Exercise prompt:
Transcribe each record below word for word.

**********

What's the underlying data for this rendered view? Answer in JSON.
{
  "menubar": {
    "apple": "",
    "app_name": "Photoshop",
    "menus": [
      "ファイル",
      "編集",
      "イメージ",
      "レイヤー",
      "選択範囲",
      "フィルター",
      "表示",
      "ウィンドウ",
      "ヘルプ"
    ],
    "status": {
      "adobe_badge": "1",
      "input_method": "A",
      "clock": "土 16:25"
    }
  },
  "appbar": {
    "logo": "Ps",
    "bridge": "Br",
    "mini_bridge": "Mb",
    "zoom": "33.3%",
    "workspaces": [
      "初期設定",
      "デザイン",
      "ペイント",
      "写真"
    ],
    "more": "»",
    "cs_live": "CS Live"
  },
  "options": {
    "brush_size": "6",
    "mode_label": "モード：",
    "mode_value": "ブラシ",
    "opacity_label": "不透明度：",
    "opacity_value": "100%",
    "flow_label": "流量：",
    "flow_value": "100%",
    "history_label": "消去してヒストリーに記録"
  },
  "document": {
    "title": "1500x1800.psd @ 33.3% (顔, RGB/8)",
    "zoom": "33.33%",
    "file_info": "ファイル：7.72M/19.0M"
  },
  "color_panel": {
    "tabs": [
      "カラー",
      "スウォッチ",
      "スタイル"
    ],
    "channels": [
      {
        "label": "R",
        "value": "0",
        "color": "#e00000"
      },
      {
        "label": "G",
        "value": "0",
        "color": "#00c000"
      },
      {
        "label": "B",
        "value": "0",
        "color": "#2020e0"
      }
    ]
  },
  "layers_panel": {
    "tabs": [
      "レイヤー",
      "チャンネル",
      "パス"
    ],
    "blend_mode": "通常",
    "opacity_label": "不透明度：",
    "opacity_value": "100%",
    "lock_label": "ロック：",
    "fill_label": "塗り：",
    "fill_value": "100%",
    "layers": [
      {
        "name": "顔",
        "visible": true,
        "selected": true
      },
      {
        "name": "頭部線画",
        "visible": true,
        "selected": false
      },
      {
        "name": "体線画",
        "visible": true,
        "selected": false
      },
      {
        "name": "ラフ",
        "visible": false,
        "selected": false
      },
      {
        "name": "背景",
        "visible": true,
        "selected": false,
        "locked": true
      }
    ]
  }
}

**********

Output:
What's the underlying data for this rendered view? Answer in JSON.
{
  "menubar": {
    "apple": "",
    "app_name": "Photoshop",
    "menus": [
      "ファイル",
      "編集",
      "イメージ",
      "レイヤー",
      "選択範囲",
      "フィルター",
      "表示",
      "ウィンドウ",
      "ヘルプ"
    ],
    "status": {
      "adobe_badge": "1",
      "input_method": "A",
      "clock": "土 16:25"
    }
  },
  "appbar": {
    "logo": "Ps",
    "bridge": "Br",
    "mini_bridge": "Mb",
    "zoom": "33.3%",
    "workspaces": [
      "初期設定",
      "デザイン",
      "ペイント",
      "写真"
    ],
    "more": "»",
    "cs_live": "CS Live"
  },
  "options": {
    "brush_size": "6",
    "mode_label": "モード：",
    "mode_value": "ブラシ",
    "opacity_label": "不透明度：",
    "opacity_value": "100%",
    "flow_label": "流量：",
    "flow_value": "100%",
    "history_label": "消去してヒストリーに記録"
  },
  "document": {
    "title": "1500x1800.psd @ 33.3% (顔, RGB/8)",
    "zoom": "33.33%",
    "file_info": "ファイル：7.72M/19.0M"
  },
  "color_panel": {
    "tabs": [
      "カラー",
      "スウォッチ",
      "スタイル"
    ],
    "channels": [
      {
        "label": "R",
        "value": "0",
        "color": "#e00000"
      },
      {
        "label": "G",
        "value": "0",
        "color": "#00c000"
      },
      {
        "label": "B",
        "value": "0",
        "color": "#2020e0"
      }
    ]
  },
  "layers_panel": {
    "tabs": [
      "レイヤー",
      "チャンネル",
      "パス"
    ],
    "blend_mode": "通常",
    "opacity_label": "不透明度：",
    "opacity_value": "100%",
    "lock_label": "ロック：",
    "fill_label": "塗り：",
    "fill_value": "100%",
    "layers": [
      {
        "name": "顔",
        "visible": true,
        "selected": true
      },
      {
        "name": "頭部線画",
        "visible": true,
        "selected": false
      },
      {
        "name": "体線画",
        "visible": true,
        "selected": false
      },
      {
        "name": "ラフ",
        "visible": false,
        "selected": false
      },
      {
        "name": "背景",
        "visible": true,
        "selected": false,
        "locked": true
      }
    ]
  }
}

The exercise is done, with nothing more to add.